Instructions to follow: State the count of lines below in which the word "white" appears, and add nothing.

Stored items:
%%

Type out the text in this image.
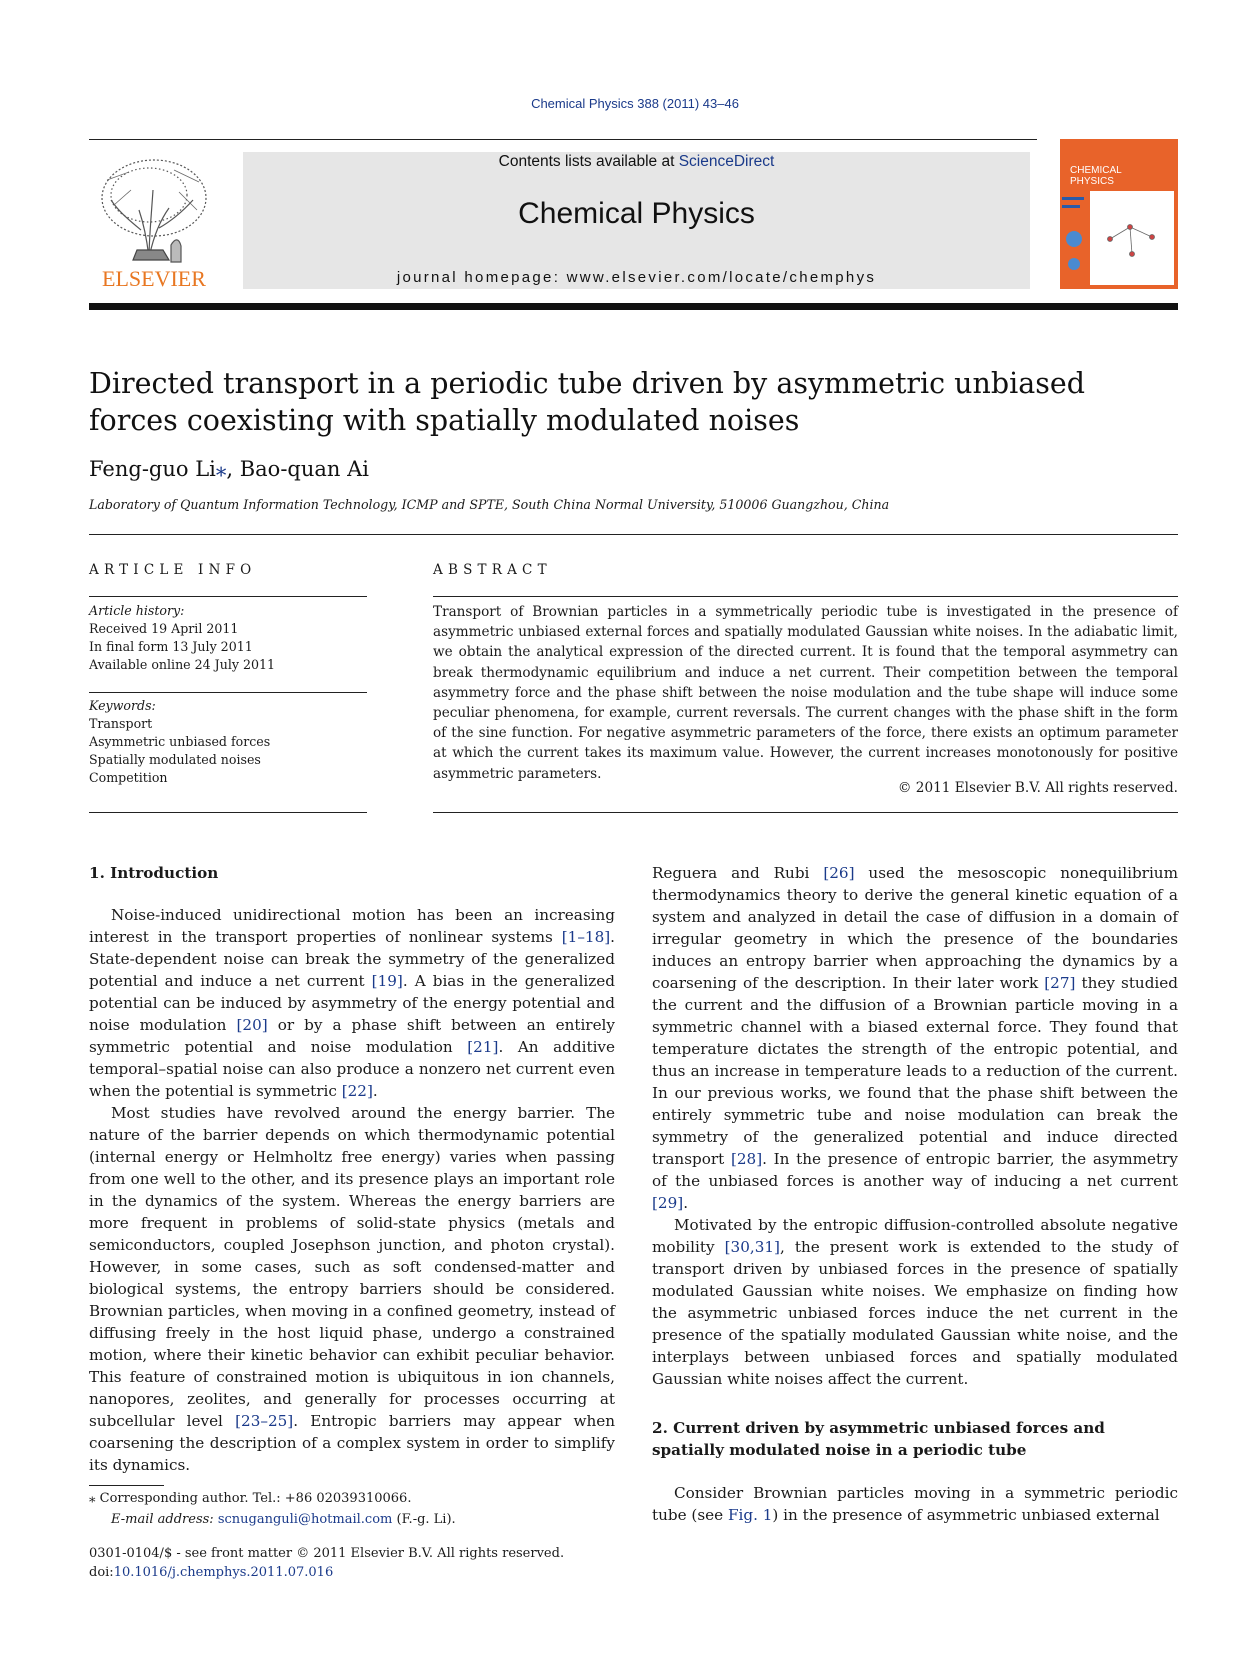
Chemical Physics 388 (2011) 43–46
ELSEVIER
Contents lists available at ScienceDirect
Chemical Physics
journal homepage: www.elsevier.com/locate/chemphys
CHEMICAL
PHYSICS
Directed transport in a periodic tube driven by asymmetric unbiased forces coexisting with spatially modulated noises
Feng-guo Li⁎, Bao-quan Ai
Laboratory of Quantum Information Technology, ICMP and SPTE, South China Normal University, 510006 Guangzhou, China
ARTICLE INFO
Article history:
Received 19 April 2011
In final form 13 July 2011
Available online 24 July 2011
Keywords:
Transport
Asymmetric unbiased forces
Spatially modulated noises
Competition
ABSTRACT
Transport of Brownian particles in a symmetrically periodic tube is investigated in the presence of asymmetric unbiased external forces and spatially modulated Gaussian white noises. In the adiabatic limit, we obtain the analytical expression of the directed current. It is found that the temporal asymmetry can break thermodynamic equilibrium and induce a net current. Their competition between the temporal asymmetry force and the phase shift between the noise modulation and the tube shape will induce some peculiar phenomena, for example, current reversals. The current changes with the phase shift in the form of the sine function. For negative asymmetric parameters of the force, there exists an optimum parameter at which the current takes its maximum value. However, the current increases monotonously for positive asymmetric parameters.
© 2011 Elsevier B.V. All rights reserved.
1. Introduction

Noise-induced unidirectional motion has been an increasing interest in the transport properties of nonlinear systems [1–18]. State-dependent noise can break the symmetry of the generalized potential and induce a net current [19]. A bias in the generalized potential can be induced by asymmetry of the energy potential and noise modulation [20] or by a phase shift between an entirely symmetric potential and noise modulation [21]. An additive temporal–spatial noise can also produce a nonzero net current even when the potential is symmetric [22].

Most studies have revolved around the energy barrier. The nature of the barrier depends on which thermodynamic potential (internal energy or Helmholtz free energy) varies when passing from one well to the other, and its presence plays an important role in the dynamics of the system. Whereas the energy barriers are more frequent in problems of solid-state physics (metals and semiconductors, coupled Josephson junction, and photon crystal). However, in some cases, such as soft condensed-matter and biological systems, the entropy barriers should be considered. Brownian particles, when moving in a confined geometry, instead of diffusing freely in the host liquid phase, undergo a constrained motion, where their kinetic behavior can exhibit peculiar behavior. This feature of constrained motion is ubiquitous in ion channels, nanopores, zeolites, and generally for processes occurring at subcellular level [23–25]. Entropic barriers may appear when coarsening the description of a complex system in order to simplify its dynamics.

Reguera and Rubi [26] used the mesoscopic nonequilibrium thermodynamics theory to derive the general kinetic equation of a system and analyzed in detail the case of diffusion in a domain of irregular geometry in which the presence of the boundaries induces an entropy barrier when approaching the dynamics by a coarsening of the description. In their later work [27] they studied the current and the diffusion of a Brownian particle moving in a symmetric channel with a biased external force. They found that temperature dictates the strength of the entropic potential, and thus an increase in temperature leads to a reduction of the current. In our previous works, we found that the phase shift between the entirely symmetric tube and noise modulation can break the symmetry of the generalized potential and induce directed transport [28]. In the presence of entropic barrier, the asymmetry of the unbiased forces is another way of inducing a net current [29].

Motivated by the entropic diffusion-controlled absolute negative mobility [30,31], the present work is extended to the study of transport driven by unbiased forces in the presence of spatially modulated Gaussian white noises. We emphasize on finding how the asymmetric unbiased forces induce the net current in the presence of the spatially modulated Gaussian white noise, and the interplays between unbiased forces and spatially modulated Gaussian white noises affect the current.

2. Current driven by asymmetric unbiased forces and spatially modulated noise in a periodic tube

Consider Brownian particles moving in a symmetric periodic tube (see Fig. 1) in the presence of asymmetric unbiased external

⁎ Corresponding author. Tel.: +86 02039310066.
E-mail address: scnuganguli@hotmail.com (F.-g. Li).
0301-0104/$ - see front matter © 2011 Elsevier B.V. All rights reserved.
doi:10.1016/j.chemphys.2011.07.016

%%

Result below: 2